— What the task requires —
Render every line of the items below as a Markdown table with the columns "Row" and "Line". Number the rows in order, and skip blank lines and pictures.

— Entries shown —
----

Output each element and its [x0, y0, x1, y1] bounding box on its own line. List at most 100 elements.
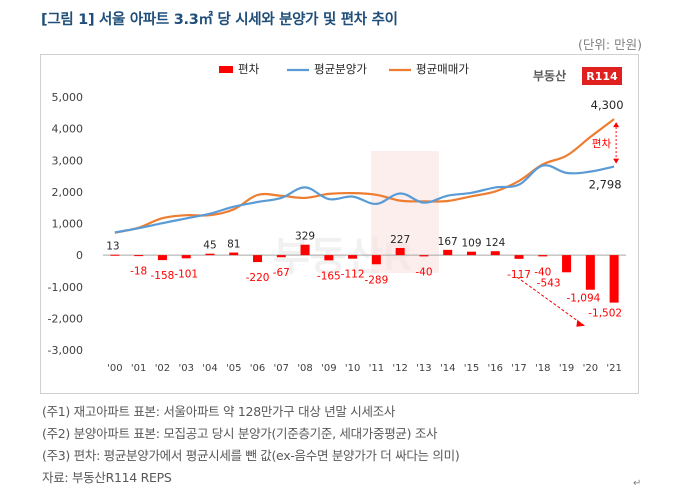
deviation-bar [348, 255, 358, 259]
deviation-bar [157, 255, 167, 261]
deviation-bars [110, 244, 619, 303]
deviation-bar [276, 255, 286, 258]
trend-arrow-line [516, 276, 585, 327]
deviation-bar [514, 255, 524, 259]
unit-label: (단위: 만원) [578, 37, 642, 52]
deviation-bar [205, 253, 215, 256]
deviation-bar [324, 255, 334, 261]
deviation-bar [253, 255, 263, 263]
deviation-bar [395, 247, 405, 256]
logo-badge-text: R114 [586, 70, 618, 83]
legend-swatch-deviation [219, 66, 233, 73]
x-tick-label: '06 [250, 363, 265, 374]
chart-svg: 부동산R 편차 평균분양가 평균매매가 부동산 R114 5,000 4,000 3,0… [48, 62, 626, 374]
bar-value-label: 227 [390, 234, 410, 246]
x-tick-label: '18 [535, 363, 550, 374]
deviation-bar [300, 244, 310, 256]
gap-arrow-head-up [613, 122, 620, 128]
deviation-bar [538, 255, 548, 257]
deviation-bar [609, 255, 619, 303]
bar-value-label: 13 [106, 241, 119, 253]
gap-arrow-head-down [613, 158, 620, 164]
bar-value-label: 329 [295, 231, 315, 243]
y-tick-label: 1,000 [52, 218, 84, 231]
x-tick-label: '12 [392, 363, 407, 374]
bar-value-label: -40 [534, 266, 551, 278]
bar-value-label: 167 [438, 236, 458, 248]
bar-value-label: 81 [227, 239, 240, 251]
y-axis: 5,000 4,000 3,000 2,000 1,000 0 -1,000 -2,000 -3… [48, 91, 83, 357]
watermark: 부동산R [273, 151, 439, 279]
x-tick-label: '07 [274, 363, 289, 374]
data-labels: 13 -18 -158 -101 45 81 -220 -67 329 -165 -112 -289 2… [106, 231, 622, 320]
deviation-bar [443, 249, 453, 256]
deviation-bar [562, 255, 572, 273]
bar-value-label: -101 [174, 268, 198, 280]
chart-title: [그림 1] 서울 아파트 3.3㎡ 당 시세와 분양가 및 편차 추이 [41, 12, 398, 28]
deviation-bar [181, 255, 191, 259]
y-tick-label: 3,000 [52, 154, 84, 167]
deviation-bar [229, 252, 239, 256]
x-tick-label: '19 [559, 363, 574, 374]
footnote-2: (주2) 분양아파트 표본: 모집공고 당시 분양가(기준층기준, 세대가중평균… [42, 426, 438, 441]
price-lines [114, 118, 615, 234]
x-tick-label: '04 [202, 363, 217, 374]
bar-value-label: -165 [317, 270, 341, 282]
y-tick-label: 4,000 [52, 123, 84, 136]
x-tick-label: '14 [440, 363, 455, 374]
x-tick-label: '00 [107, 363, 122, 374]
watermark-box [371, 151, 439, 273]
legend: 편차 평균분양가 평균매매가 [219, 62, 469, 76]
market-end-label: 4,300 [591, 98, 624, 112]
chart-frame: 부동산R 편차 평균분양가 평균매매가 부동산 R114 5,000 4,000 3,0… [40, 54, 639, 394]
bar-value-label: -158 [151, 270, 175, 282]
bar-value-label: -220 [246, 272, 270, 284]
deviation-bar [110, 254, 120, 256]
bar-value-label: -40 [415, 266, 432, 278]
bar-value-label: -1,094 [566, 293, 600, 305]
market-price-line [114, 118, 615, 234]
x-tick-label: '17 [511, 363, 526, 374]
x-tick-label: '15 [464, 363, 479, 374]
y-tick-label: 2,000 [52, 186, 84, 199]
x-tick-label: '03 [178, 363, 193, 374]
deviation-bar [490, 251, 500, 256]
x-tick-label: '20 [583, 363, 598, 374]
legend-label-market: 평균매매가 [416, 62, 469, 76]
x-tick-label: '13 [416, 363, 431, 374]
deviation-bar [466, 251, 476, 256]
y-tick-label: 0 [76, 249, 83, 262]
logo-text: 부동산 [533, 68, 566, 83]
source-note: 자료: 부동산R114 REPS [42, 470, 172, 485]
x-tick-label: '16 [488, 363, 503, 374]
bar-value-label: 124 [485, 237, 505, 249]
x-tick-label: '01 [131, 363, 146, 374]
trend-arrow-head [576, 319, 585, 327]
deviation-bar [371, 255, 381, 265]
x-tick-label: '11 [369, 363, 384, 374]
bar-value-label: -117 [507, 269, 531, 281]
x-tick-label: '09 [321, 363, 336, 374]
bar-value-label: 109 [461, 238, 481, 250]
y-tick-label: -1,000 [48, 281, 83, 294]
bar-value-label: -289 [364, 274, 388, 286]
y-tick-label: 5,000 [52, 91, 84, 104]
deviation-bar [134, 255, 144, 257]
bar-value-label: -18 [130, 266, 147, 278]
return-mark: ↵ [633, 478, 642, 489]
bar-value-label: -67 [273, 267, 290, 279]
bar-value-label: -112 [341, 269, 365, 281]
presale-price-line [114, 164, 615, 234]
x-tick-label: '10 [345, 363, 360, 374]
x-tick-label: '21 [606, 363, 621, 374]
footnotes: (주1) 재고아파트 표본: 서울아파트 약 128만가구 대상 년말 시세조사… [42, 401, 460, 489]
bar-value-label: -543 [537, 277, 561, 289]
x-tick-label: '02 [155, 363, 170, 374]
footnote-3: (주3) 편차: 평균분양가에서 평균시세를 뺀 값(ex-음수면 분양가가 더… [42, 448, 460, 463]
x-tick-label: '08 [297, 363, 312, 374]
gap-label: 편차 [592, 137, 612, 150]
legend-label-deviation: 편차 [238, 62, 260, 76]
bar-value-label: -1,502 [588, 308, 622, 320]
y-tick-label: -3,000 [48, 344, 83, 357]
logo-badge [582, 67, 622, 85]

----

— Completed exercise —
| Row | Line |
|---|---|
| 1 | Output each element and its [x0, y0, x1, y1] bounding box on its own line. List at most 100 elements. |
| 2 | deviation-bar [348, 255, 358, 259] |
| 3 | deviation-bar [157, 255, 167, 261] |
| 4 | deviation-bars [110, 244, 619, 303] |
| 5 | deviation-bar [276, 255, 286, 258] |
| 6 | trend-arrow-line [516, 276, 585, 327] |
| 7 | deviation-bar [514, 255, 524, 259] |
| 8 | unit-label: (단위: 만원) [578, 37, 642, 52] |
| 9 | deviation-bar [205, 253, 215, 256] |
| 10 | deviation-bar [324, 255, 334, 261] |
| 11 | deviation-bar [253, 255, 263, 263] |
| 12 | deviation-bar [395, 247, 405, 256] |
| 13 | logo-badge-text: R114 [586, 70, 618, 83] |
| 14 | legend-swatch-deviation [219, 66, 233, 73] |
| 15 | x-tick-label: '06 [250, 363, 265, 374] |
| 16 | chart-svg: 부동산R 편차 평균분양가 평균매매가 부동산 R114 5,000 4,000 3,0… [48, 62, 626, 374] |
| 17 | bar-value-label: 227 [390, 234, 410, 246] |
| 18 | x-tick-label: '18 [535, 363, 550, 374] |
| 19 | deviation-bar [300, 244, 310, 256] |
| 20 | gap-arrow-head-up [613, 122, 620, 128] |
| 21 | deviation-bar [538, 255, 548, 257] |
| 22 | deviation-bar [609, 255, 619, 303] |
| 23 | bar-value-label: 13 [106, 241, 119, 253] |
| 24 | gap-arrow-head-down [613, 158, 620, 164] |
| 25 | bar-value-label: 329 [295, 231, 315, 243] |
| 26 | y-tick-label: 1,000 [52, 218, 84, 231] |
| 27 | x-tick-label: '12 [392, 363, 407, 374] |
| 28 | bar-value-label: -40 [534, 266, 551, 278] |
| 29 | bar-value-label: 167 [438, 236, 458, 248] |
| 30 | bar-value-label: 81 [227, 239, 240, 251] |
| 31 | y-axis: 5,000 4,000 3,000 2,000 1,000 0 -1,000 -2,000 -3… [48, 91, 83, 357] |
| 32 | watermark: 부동산R [273, 151, 439, 279] |
| 33 | x-tick-label: '07 [274, 363, 289, 374] |
| 34 | data-labels: 13 -18 -158 -101 45 81 -220 -67 329 -165 -112 -289 2… [106, 231, 622, 320] |
| 35 | deviation-bar [443, 249, 453, 256] |
| 36 | deviation-bar [562, 255, 572, 273] |
| 37 | bar-value-label: -101 [174, 268, 198, 280] |
| 38 | chart-title: [그림 1] 서울 아파트 3.3㎡ 당 시세와 분양가 및 편차 추이 [41, 12, 398, 28] |
| 39 | deviation-bar [181, 255, 191, 259] |
| 40 | y-tick-label: 3,000 [52, 154, 84, 167] |
| 41 | deviation-bar [229, 252, 239, 256] |
| 42 | x-tick-label: '19 [559, 363, 574, 374] |
| 43 | footnote-2: (주2) 분양아파트 표본: 모집공고 당시 분양가(기준층기준, 세대가중평균… [42, 426, 438, 441] |
| 44 | price-lines [114, 118, 615, 234] |
| 45 | x-tick-label: '04 [202, 363, 217, 374] |
| 46 | bar-value-label: -165 [317, 270, 341, 282] |
| 47 | y-tick-label: 4,000 [52, 123, 84, 136] |
| 48 | x-tick-label: '14 [440, 363, 455, 374] |
| 49 | x-tick-label: '00 [107, 363, 122, 374] |
| 50 | watermark-box [371, 151, 439, 273] |
| 51 | legend: 편차 평균분양가 평균매매가 [219, 62, 469, 76] |
| 52 | market-end-label: 4,300 [591, 98, 624, 112] |
| 53 | chart-frame: 부동산R 편차 평균분양가 평균매매가 부동산 R114 5,000 4,000 3,0… [40, 54, 639, 394] |
| 54 | bar-value-label: -158 [151, 270, 175, 282] |
| 55 | bar-value-label: -220 [246, 272, 270, 284] |
| 56 | deviation-bar [110, 254, 120, 256] |
| 57 | bar-value-label: -40 [415, 266, 432, 278] |
| 58 | bar-value-label: -1,094 [566, 293, 600, 305] |
| 59 | market-price-line [114, 118, 615, 234] |
| 60 | x-tick-label: '17 [511, 363, 526, 374] |
| 61 | x-tick-label: '15 [464, 363, 479, 374] |
| 62 | y-tick-label: 2,000 [52, 186, 84, 199] |
| 63 | x-tick-label: '03 [178, 363, 193, 374] |
| 64 | deviation-bar [490, 251, 500, 256] |
| 65 | x-tick-label: '20 [583, 363, 598, 374] |
| 66 | legend-label-market: 평균매매가 [416, 62, 469, 76] |
| 67 | x-tick-label: '13 [416, 363, 431, 374] |
| 68 | deviation-bar [466, 251, 476, 256] |
| 69 | y-tick-label: 0 [76, 249, 83, 262] |
| 70 | logo-text: 부동산 [533, 68, 566, 83] |
| 71 | source-note: 자료: 부동산R114 REPS [42, 470, 172, 485] |
| 72 | x-tick-label: '16 [488, 363, 503, 374] |
| 73 | bar-value-label: 124 [485, 237, 505, 249] |
| 74 | x-tick-label: '01 [131, 363, 146, 374] |
| 75 | trend-arrow-head [576, 319, 585, 327] |
| 76 | deviation-bar [371, 255, 381, 265] |
| 77 | x-tick-label: '11 [369, 363, 384, 374] |
| 78 | bar-value-label: -117 [507, 269, 531, 281] |
| 79 | x-tick-label: '09 [321, 363, 336, 374] |
| 80 | bar-value-label: 109 [461, 238, 481, 250] |
| 81 | y-tick-label: -1,000 [48, 281, 83, 294] |
| 82 | bar-value-label: -289 [364, 274, 388, 286] |
| 83 | y-tick-label: 5,000 [52, 91, 84, 104] |
| 84 | deviation-bar [134, 255, 144, 257] |
| 85 | bar-value-label: -18 [130, 266, 147, 278] |
| 86 | return-mark: ↵ [633, 478, 642, 489] |
| 87 | bar-value-label: -67 [273, 267, 290, 279] |
| 88 | bar-value-label: -112 [341, 269, 365, 281] |
| 89 | presale-price-line [114, 164, 615, 234] |
| 90 | x-tick-label: '10 [345, 363, 360, 374] |
| 91 | x-tick-label: '21 [606, 363, 621, 374] |
| 92 | footnotes: (주1) 재고아파트 표본: 서울아파트 약 128만가구 대상 년말 시세조사… [42, 401, 460, 489] |
| 93 | bar-value-label: -543 [537, 277, 561, 289] |
| 94 | x-tick-label: '02 [155, 363, 170, 374] |
| 95 | footnote-3: (주3) 편차: 평균분양가에서 평균시세를 뺀 값(ex-음수면 분양가가 더… [42, 448, 460, 463] |
| 96 | x-tick-label: '08 [297, 363, 312, 374] |
| 97 | gap-label: 편차 [592, 137, 612, 150] |
| 98 | legend-label-deviation: 편차 [238, 62, 260, 76] |
| 99 | bar-value-label: -1,502 [588, 308, 622, 320] |
| 100 | y-tick-label: -3,000 [48, 344, 83, 357] |
| 101 | logo-badge [582, 67, 622, 85] |